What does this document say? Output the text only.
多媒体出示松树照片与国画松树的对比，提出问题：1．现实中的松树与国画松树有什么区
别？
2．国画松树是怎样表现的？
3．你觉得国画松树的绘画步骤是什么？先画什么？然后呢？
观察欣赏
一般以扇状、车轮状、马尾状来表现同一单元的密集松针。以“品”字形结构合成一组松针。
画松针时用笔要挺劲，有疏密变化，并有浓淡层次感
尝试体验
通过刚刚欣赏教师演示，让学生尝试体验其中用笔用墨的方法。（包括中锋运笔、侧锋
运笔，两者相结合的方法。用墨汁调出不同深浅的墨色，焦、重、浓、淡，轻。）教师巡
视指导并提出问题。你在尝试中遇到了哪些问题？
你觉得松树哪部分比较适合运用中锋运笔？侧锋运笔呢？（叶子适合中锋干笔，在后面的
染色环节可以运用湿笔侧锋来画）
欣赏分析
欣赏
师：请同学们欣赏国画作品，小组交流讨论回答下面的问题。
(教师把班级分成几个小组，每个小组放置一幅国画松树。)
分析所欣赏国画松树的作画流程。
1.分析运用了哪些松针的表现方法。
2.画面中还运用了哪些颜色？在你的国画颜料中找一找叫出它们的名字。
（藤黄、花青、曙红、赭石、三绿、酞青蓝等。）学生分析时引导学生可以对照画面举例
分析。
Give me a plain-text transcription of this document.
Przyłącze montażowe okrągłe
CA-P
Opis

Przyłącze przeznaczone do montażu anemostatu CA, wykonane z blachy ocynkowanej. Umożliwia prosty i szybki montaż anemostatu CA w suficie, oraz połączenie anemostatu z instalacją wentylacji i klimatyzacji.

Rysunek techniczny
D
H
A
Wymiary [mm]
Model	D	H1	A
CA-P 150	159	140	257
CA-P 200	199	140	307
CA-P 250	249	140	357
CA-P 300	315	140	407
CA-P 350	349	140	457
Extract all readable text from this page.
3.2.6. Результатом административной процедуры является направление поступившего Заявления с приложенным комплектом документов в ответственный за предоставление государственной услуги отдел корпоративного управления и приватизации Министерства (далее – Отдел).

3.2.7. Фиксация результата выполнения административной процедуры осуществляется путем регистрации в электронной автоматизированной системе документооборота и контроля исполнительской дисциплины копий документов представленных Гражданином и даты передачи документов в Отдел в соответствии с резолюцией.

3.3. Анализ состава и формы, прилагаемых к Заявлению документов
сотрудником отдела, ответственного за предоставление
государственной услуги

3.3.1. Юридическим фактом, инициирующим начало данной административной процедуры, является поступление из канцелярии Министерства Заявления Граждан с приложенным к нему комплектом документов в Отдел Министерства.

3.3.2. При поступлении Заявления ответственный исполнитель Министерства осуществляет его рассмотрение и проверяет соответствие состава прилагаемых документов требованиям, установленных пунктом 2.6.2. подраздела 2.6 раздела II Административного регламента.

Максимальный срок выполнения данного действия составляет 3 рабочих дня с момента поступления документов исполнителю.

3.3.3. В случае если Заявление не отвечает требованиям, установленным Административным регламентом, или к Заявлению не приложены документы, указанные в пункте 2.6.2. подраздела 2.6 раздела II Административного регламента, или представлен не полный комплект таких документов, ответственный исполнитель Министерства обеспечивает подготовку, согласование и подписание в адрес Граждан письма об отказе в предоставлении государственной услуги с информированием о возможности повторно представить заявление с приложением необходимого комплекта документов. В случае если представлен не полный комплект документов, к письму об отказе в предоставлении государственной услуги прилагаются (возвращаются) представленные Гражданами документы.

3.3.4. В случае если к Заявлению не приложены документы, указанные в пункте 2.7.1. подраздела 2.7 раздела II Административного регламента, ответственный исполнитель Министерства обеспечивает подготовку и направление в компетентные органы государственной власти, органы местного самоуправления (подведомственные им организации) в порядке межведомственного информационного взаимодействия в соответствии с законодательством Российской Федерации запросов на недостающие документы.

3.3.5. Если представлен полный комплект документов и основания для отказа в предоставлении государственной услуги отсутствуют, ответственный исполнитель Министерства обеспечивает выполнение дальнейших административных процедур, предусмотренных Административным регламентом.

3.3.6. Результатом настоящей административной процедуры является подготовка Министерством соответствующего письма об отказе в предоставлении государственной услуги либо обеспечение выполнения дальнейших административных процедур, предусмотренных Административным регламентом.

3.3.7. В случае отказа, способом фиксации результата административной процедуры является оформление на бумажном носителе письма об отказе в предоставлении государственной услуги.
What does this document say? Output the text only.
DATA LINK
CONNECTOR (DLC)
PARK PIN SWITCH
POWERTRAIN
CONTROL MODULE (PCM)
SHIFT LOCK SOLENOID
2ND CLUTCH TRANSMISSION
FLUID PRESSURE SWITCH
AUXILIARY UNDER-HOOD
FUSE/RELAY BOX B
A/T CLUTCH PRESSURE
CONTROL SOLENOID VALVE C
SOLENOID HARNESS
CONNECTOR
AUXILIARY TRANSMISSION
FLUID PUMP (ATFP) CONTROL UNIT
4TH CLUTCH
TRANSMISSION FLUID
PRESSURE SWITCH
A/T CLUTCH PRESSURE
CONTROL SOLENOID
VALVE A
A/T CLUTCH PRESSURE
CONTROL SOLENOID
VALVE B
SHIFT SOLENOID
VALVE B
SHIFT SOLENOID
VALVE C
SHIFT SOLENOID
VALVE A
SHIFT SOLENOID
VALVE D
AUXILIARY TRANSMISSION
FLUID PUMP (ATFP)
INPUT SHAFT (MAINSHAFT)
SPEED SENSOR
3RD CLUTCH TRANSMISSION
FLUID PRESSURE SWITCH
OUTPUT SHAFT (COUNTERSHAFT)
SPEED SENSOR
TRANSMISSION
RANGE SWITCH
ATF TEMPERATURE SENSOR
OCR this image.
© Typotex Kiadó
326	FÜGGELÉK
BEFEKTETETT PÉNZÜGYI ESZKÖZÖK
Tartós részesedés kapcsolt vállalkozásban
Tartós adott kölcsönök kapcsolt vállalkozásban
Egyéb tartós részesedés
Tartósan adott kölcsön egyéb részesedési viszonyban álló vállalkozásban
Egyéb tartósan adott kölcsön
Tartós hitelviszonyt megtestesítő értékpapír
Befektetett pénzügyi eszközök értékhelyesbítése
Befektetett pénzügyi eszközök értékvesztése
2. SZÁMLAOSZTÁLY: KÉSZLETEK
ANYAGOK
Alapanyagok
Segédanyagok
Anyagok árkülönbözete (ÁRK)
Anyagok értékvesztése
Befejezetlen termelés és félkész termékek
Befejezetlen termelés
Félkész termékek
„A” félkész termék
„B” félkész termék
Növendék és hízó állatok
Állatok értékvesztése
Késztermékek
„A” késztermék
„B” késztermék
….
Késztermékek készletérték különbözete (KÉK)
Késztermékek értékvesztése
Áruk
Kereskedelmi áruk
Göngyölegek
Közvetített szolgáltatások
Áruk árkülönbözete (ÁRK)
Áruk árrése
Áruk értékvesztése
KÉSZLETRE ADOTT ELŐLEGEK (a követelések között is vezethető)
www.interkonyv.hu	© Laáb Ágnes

· · ·

> [Exercise]
From the material above, gather all lines that include the string "соответствии" and copy them.

> [The output]
3.2.7. Фиксация результата выполнения административной процедуры осуществляется путем регистрации в электронной автоматизированной системе документооборота и контроля исполнительской дисциплины копий документов представленных Гражданином и даты передачи документов в Отдел в соответствии с резолюцией.
3.3.4. В случае если к Заявлению не приложены документы, указанные в пункте 2.7.1. подраздела 2.7 раздела II Административного регламента, ответственный исполнитель Министерства обеспечивает подготовку и направление в компетентные органы государственной власти, органы местного самоуправления (подведомственные им организации) в порядке межведомственного информационного взаимодействия в соответствии с законодательством Российской Федерации запросов на недостающие документы.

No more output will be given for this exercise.